» **Task brief**
Provide the number of lines containing the word "from", and nothing else.

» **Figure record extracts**
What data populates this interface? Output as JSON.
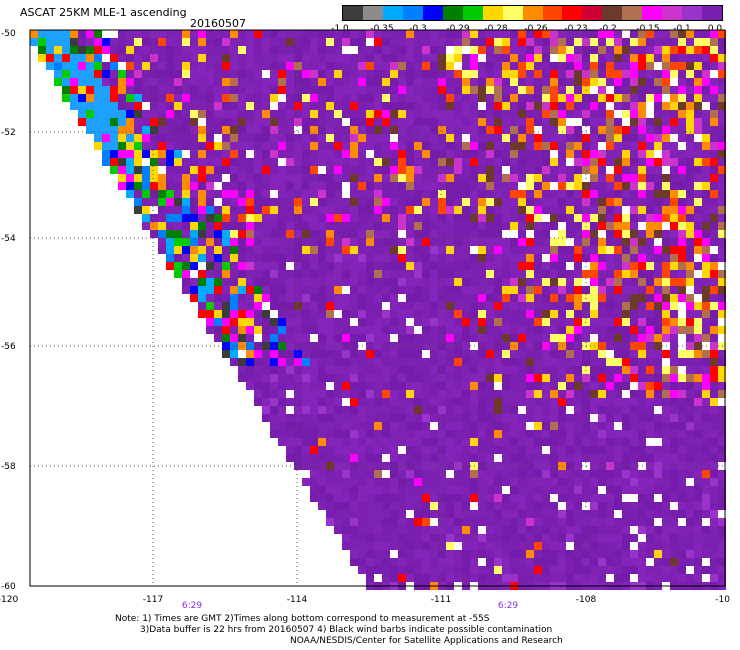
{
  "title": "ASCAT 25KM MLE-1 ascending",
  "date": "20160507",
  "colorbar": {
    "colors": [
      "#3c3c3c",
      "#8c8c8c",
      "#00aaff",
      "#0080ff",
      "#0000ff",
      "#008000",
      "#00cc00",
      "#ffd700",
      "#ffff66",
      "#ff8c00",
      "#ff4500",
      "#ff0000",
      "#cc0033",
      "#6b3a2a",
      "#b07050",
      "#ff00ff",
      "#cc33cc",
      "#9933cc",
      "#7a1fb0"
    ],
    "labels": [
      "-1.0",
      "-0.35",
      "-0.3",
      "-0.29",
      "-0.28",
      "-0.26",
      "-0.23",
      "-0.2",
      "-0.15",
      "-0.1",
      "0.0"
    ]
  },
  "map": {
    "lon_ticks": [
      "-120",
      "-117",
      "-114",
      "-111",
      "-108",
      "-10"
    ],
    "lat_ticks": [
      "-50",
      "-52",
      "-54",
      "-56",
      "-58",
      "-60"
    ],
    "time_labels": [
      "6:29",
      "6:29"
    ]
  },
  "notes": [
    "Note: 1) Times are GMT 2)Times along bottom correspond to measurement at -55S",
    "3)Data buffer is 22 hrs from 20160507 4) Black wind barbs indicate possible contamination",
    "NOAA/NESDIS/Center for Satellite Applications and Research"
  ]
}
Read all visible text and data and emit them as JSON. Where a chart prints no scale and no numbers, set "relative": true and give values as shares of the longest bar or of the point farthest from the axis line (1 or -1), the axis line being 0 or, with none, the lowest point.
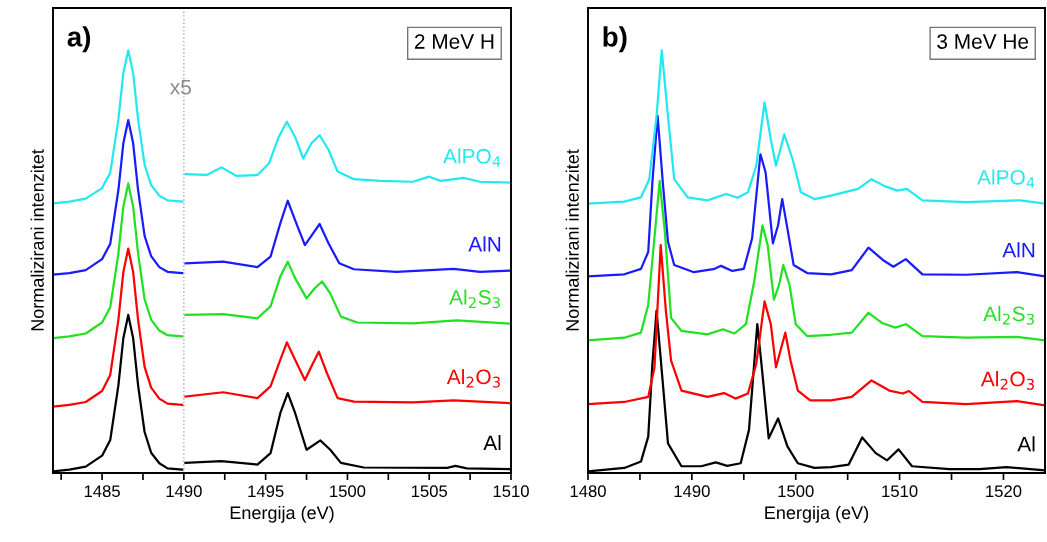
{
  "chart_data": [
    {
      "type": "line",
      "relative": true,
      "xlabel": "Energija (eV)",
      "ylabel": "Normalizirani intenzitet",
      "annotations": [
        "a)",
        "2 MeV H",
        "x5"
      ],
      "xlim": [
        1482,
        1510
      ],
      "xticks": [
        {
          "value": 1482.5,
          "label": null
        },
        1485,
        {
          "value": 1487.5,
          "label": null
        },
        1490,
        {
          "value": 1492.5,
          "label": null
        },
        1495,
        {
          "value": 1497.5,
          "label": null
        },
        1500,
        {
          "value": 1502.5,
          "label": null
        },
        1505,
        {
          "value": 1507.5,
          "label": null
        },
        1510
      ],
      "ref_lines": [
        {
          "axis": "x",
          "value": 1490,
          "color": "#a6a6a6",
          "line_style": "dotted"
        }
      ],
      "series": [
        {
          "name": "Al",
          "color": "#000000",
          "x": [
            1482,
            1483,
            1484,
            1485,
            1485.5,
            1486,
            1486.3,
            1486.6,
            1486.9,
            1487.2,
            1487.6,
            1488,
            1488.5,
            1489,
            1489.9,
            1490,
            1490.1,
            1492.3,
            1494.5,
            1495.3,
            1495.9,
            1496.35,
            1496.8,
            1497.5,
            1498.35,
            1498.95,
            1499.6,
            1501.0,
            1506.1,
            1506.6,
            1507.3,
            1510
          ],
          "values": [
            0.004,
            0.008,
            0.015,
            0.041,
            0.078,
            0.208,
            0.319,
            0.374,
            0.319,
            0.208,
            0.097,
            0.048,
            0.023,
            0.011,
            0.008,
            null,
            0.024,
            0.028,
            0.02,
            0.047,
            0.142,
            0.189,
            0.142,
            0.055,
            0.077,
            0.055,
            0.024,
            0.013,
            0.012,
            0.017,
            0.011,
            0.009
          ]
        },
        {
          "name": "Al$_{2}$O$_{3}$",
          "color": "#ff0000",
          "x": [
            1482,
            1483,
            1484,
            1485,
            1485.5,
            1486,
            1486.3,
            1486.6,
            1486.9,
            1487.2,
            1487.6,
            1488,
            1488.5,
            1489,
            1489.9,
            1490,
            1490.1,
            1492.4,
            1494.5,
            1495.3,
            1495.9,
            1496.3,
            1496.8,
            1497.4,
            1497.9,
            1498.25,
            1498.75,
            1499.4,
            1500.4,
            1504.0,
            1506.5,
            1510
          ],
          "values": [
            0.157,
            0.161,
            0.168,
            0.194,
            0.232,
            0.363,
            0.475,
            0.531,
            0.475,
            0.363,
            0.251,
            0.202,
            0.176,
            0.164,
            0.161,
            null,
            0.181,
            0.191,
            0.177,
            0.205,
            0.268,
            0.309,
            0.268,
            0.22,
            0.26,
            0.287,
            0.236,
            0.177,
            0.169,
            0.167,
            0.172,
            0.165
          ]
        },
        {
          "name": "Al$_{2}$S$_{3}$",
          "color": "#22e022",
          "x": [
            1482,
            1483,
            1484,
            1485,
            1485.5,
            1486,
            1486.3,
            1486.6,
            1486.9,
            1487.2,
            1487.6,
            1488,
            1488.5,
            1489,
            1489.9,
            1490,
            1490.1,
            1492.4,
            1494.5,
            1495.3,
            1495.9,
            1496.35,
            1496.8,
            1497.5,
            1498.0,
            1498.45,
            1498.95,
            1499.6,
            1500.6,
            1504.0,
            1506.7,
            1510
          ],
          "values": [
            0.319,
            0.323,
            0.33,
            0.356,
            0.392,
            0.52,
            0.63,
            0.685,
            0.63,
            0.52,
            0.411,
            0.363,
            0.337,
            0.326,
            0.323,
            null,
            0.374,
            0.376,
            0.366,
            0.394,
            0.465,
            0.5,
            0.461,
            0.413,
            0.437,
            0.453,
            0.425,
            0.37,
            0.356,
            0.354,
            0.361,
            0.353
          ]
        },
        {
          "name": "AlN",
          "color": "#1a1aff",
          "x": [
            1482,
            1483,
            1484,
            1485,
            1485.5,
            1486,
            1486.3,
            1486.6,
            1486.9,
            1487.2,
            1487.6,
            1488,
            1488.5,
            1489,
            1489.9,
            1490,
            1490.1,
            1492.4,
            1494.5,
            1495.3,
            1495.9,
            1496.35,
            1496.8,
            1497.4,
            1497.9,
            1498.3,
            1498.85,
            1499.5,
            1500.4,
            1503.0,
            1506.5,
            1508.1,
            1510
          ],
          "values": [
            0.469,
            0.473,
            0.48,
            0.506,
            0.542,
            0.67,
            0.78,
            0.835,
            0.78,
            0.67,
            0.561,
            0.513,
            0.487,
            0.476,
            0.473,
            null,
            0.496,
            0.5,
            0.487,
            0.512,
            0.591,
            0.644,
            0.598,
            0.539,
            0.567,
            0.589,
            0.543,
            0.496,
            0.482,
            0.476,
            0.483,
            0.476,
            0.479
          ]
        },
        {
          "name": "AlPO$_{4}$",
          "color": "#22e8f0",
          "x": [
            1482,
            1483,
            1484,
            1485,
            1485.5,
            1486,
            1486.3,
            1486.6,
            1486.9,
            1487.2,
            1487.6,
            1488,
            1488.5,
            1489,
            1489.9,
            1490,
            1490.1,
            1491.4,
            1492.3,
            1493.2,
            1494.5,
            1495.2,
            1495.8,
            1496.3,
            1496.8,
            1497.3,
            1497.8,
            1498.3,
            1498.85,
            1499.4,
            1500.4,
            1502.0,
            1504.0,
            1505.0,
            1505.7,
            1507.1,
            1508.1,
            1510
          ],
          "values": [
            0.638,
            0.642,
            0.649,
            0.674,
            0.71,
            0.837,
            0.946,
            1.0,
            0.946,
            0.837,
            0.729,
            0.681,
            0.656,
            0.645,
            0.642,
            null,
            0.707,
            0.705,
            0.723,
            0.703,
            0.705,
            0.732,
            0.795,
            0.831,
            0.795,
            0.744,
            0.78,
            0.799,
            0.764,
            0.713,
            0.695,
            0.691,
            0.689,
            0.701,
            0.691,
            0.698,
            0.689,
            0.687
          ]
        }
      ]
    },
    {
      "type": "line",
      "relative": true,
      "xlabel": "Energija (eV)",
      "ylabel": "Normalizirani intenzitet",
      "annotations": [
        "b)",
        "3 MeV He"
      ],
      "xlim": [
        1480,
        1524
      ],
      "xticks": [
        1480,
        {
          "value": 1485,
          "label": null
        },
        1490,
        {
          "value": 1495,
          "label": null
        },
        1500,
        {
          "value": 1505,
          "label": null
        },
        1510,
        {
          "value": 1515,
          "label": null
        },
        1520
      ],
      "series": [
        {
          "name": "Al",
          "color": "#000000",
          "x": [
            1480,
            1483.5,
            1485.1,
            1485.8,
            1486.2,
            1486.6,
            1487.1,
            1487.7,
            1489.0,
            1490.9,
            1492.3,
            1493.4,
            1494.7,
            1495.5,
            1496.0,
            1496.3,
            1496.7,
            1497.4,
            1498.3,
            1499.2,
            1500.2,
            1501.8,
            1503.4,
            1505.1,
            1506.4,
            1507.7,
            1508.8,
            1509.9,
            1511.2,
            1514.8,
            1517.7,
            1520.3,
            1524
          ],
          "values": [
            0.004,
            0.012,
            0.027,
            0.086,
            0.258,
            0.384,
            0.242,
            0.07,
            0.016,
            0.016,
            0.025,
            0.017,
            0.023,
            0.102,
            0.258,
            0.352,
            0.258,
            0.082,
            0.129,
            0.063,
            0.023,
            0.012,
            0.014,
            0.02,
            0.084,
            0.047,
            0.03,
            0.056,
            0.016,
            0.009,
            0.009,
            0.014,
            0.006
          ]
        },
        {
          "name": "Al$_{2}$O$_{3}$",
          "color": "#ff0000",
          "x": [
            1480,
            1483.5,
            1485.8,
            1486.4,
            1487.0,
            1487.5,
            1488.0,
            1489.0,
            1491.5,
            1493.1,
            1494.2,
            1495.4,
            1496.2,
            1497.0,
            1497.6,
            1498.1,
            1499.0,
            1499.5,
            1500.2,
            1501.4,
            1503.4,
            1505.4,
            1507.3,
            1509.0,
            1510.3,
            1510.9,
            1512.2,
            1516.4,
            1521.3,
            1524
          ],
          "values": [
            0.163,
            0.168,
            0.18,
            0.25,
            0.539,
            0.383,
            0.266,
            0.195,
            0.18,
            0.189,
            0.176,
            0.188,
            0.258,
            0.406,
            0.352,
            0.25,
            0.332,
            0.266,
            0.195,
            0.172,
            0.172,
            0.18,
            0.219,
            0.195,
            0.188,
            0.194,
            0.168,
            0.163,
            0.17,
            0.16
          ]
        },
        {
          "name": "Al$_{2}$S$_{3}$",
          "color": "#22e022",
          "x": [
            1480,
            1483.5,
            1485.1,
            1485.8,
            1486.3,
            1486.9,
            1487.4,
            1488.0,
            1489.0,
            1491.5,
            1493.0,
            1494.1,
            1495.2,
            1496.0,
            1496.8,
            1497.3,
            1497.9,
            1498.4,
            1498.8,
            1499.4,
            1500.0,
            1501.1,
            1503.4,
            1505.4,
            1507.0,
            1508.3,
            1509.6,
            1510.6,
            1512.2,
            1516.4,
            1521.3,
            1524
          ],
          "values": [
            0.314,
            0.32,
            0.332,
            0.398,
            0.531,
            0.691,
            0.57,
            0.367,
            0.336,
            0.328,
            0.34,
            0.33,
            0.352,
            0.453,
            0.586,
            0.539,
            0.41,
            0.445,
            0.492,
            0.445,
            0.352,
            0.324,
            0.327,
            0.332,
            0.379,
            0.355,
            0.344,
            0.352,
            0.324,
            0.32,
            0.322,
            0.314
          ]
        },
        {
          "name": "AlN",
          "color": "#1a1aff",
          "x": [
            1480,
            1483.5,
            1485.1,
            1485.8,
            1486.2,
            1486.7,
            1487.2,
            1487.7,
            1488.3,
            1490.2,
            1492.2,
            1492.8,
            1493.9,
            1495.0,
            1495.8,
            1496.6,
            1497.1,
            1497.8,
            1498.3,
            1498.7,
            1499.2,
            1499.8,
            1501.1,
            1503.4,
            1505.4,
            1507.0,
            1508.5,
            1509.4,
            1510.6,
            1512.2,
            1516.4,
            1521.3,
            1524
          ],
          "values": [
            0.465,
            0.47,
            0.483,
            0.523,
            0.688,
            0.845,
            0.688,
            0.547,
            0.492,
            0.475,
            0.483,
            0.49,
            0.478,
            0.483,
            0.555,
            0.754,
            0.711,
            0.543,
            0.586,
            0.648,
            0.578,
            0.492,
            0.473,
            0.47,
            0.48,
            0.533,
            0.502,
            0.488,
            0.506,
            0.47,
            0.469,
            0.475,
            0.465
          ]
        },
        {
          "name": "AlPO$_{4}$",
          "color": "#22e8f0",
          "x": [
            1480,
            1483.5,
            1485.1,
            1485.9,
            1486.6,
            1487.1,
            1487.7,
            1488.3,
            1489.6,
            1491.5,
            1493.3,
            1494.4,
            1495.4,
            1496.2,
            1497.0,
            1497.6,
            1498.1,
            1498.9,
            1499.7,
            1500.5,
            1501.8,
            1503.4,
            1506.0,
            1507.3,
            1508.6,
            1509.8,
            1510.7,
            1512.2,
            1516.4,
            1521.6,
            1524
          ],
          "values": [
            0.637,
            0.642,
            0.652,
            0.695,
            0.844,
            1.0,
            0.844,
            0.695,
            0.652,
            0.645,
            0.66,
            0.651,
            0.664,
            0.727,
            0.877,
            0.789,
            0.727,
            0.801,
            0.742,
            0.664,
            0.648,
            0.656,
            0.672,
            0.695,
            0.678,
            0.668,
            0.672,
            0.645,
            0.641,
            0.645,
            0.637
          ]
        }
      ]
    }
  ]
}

» **Exercise solution**
2